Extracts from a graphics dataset
# # # #

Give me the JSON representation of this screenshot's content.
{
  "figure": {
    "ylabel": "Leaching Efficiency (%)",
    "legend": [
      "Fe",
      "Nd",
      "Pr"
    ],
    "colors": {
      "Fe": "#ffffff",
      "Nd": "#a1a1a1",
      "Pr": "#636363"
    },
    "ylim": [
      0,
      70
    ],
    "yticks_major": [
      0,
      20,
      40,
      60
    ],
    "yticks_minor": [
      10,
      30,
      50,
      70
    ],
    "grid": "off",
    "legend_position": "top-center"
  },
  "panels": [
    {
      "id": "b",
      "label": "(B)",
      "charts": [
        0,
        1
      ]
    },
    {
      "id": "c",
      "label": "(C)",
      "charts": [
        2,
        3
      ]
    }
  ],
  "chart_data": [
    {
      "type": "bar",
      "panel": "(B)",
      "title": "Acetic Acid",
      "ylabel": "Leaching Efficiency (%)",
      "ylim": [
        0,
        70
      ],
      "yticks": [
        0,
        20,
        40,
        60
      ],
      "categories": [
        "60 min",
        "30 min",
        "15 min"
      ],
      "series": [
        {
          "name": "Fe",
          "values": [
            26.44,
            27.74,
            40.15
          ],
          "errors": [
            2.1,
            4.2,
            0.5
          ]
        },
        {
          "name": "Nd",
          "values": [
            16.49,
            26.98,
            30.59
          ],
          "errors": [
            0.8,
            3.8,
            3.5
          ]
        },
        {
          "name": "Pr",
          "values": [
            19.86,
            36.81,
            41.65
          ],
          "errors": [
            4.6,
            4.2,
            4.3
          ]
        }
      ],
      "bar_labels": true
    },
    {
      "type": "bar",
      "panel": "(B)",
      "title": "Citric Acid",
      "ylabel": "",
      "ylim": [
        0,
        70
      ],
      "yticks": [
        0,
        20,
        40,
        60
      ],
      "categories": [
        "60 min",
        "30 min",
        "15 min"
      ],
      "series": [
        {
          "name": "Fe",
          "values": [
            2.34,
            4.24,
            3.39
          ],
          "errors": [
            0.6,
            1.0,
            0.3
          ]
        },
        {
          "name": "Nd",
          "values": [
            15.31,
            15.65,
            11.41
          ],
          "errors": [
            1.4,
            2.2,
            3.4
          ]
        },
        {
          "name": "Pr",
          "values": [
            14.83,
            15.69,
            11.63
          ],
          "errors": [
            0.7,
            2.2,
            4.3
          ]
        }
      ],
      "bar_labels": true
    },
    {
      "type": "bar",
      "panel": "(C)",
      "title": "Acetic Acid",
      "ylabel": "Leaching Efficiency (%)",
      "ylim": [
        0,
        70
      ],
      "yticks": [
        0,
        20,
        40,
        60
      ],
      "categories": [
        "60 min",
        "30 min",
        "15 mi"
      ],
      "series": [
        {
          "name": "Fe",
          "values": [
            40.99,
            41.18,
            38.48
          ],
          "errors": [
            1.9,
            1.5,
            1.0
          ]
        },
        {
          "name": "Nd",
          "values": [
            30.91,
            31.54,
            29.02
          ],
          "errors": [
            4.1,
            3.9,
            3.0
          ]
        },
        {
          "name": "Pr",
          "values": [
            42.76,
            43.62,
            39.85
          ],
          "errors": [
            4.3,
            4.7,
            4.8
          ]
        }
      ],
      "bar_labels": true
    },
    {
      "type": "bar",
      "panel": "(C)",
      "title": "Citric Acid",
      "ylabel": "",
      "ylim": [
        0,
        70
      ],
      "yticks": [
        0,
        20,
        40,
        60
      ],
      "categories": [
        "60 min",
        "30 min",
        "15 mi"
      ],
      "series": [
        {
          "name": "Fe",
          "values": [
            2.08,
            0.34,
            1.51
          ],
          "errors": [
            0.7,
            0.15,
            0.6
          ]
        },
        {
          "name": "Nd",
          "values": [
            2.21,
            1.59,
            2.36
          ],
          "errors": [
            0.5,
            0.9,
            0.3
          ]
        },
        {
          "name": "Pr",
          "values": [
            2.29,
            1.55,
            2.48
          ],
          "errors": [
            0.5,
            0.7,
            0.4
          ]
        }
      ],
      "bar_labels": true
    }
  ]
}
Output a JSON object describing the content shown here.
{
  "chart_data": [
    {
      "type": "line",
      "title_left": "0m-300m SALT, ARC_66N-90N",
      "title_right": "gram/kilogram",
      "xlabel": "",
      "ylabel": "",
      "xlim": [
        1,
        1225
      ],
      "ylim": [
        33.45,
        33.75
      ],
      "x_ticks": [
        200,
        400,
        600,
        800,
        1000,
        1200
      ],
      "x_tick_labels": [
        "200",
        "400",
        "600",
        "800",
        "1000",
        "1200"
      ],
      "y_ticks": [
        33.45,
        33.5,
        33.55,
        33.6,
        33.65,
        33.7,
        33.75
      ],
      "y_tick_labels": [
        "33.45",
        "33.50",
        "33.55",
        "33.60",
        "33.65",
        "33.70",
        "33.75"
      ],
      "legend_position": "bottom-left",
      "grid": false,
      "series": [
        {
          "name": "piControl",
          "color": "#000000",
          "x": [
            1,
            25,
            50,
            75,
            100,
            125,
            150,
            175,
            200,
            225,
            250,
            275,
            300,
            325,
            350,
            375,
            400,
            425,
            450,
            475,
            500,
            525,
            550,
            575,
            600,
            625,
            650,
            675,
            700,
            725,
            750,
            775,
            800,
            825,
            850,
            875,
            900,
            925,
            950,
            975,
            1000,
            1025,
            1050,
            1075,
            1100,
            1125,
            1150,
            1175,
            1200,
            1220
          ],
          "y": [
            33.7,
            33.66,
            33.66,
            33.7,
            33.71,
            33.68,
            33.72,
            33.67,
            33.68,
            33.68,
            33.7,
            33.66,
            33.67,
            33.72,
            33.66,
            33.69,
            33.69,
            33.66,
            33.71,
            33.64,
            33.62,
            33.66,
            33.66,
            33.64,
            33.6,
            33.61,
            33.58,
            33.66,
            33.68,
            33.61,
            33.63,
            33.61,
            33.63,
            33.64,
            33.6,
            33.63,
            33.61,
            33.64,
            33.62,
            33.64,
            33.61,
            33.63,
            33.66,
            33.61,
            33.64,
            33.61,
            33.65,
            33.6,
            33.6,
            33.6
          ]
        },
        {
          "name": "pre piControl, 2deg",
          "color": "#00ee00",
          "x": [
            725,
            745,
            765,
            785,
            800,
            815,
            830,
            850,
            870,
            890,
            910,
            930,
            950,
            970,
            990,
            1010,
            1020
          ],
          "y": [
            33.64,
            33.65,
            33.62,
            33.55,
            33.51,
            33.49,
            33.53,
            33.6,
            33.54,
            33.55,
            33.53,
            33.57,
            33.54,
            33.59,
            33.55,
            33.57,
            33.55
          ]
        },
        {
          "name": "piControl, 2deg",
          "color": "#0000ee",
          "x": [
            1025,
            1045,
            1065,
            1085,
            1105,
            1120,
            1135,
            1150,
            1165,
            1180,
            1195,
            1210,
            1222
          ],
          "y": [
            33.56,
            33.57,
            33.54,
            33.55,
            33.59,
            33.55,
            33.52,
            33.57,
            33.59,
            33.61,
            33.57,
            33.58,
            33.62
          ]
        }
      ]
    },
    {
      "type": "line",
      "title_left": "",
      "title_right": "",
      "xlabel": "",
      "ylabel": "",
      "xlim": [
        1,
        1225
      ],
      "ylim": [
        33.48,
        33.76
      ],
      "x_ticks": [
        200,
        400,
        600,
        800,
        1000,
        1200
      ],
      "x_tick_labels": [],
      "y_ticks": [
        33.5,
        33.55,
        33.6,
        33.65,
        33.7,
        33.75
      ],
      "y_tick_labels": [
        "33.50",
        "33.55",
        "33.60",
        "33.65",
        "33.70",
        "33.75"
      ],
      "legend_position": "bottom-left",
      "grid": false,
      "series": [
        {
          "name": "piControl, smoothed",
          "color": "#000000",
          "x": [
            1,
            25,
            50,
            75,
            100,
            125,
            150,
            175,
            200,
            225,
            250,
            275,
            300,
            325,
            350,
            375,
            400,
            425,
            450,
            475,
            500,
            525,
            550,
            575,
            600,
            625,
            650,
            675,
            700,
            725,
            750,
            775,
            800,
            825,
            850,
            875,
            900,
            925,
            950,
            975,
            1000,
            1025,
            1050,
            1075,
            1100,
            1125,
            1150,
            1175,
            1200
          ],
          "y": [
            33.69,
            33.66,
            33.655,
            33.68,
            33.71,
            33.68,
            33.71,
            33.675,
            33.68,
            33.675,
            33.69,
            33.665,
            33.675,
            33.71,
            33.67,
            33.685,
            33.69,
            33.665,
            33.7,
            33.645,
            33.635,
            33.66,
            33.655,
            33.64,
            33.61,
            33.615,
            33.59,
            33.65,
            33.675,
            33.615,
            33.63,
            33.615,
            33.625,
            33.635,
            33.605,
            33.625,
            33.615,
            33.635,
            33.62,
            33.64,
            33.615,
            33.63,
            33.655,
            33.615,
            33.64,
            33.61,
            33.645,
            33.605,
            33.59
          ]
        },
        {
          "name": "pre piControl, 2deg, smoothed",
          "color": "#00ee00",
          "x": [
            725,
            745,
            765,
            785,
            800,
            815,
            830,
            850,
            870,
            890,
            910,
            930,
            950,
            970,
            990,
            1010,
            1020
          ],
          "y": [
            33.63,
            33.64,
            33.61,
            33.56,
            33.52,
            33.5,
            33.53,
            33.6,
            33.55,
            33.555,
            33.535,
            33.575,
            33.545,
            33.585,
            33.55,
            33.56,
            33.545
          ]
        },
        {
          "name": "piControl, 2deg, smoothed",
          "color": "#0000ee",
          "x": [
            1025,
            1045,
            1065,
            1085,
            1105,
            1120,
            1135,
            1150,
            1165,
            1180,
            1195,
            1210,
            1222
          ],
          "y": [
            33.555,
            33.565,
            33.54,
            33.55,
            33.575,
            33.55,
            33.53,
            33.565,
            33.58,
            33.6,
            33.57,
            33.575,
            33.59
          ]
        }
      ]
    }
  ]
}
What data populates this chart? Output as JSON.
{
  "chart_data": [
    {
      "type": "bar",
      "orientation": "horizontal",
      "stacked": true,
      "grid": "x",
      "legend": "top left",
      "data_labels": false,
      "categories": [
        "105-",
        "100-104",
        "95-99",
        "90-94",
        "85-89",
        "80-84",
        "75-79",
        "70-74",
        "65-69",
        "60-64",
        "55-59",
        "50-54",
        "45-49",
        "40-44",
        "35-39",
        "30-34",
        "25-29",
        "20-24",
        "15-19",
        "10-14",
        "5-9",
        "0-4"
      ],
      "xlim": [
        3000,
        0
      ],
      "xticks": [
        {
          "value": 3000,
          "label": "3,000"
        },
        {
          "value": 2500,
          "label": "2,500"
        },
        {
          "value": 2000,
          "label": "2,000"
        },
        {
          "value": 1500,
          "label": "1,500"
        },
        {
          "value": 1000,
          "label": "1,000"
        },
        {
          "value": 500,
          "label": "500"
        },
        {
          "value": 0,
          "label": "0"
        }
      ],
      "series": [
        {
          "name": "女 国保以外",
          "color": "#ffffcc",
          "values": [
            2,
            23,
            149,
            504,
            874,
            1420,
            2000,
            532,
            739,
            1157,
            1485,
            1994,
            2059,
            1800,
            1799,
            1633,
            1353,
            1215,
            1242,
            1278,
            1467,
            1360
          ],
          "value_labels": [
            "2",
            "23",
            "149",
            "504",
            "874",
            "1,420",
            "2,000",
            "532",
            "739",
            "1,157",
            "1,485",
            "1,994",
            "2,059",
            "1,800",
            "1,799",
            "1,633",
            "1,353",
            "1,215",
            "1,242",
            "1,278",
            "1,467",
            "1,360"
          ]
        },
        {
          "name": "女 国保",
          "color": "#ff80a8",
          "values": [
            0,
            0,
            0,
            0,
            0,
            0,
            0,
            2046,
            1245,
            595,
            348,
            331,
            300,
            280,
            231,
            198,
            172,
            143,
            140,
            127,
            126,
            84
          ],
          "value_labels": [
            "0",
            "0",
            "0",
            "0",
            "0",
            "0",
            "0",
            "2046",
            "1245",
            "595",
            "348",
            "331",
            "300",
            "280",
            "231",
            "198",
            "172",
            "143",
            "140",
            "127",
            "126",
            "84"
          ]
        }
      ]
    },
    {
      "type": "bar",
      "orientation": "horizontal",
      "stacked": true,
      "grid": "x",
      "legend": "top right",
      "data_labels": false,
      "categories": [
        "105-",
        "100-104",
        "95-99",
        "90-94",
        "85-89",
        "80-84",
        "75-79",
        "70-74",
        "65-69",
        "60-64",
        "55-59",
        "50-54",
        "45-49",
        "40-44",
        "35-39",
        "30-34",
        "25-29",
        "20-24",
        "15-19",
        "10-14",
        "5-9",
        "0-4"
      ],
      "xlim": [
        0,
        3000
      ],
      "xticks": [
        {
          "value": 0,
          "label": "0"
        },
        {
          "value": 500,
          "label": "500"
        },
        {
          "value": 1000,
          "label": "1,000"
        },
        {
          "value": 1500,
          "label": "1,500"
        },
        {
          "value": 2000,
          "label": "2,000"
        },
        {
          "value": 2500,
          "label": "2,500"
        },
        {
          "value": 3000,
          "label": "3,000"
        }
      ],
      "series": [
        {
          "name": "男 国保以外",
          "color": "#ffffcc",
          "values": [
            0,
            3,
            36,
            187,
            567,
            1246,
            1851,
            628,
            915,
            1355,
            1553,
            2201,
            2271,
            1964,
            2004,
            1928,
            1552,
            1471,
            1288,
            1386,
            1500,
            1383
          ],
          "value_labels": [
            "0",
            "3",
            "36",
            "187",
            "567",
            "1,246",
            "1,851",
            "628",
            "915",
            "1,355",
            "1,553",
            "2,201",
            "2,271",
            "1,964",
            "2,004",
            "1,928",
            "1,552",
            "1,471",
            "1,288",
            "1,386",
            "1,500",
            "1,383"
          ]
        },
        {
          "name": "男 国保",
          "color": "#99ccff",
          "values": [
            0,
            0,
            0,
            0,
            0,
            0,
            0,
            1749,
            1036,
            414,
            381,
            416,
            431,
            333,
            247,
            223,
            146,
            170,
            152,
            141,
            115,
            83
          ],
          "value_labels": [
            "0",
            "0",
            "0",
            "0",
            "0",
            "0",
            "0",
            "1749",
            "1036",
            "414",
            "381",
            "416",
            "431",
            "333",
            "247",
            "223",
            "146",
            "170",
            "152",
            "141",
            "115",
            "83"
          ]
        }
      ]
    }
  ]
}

# # # #

--- Written request ---
Return each line where "piControl" shows up.

--- Reply to the task ---
          "name": "piControl",
          "name": "pre piControl, 2deg",
          "name": "piControl, 2deg",
          "name": "piControl, smoothed",
          "name": "pre piControl, 2deg, smoothed",
          "name": "piControl, 2deg, smoothed",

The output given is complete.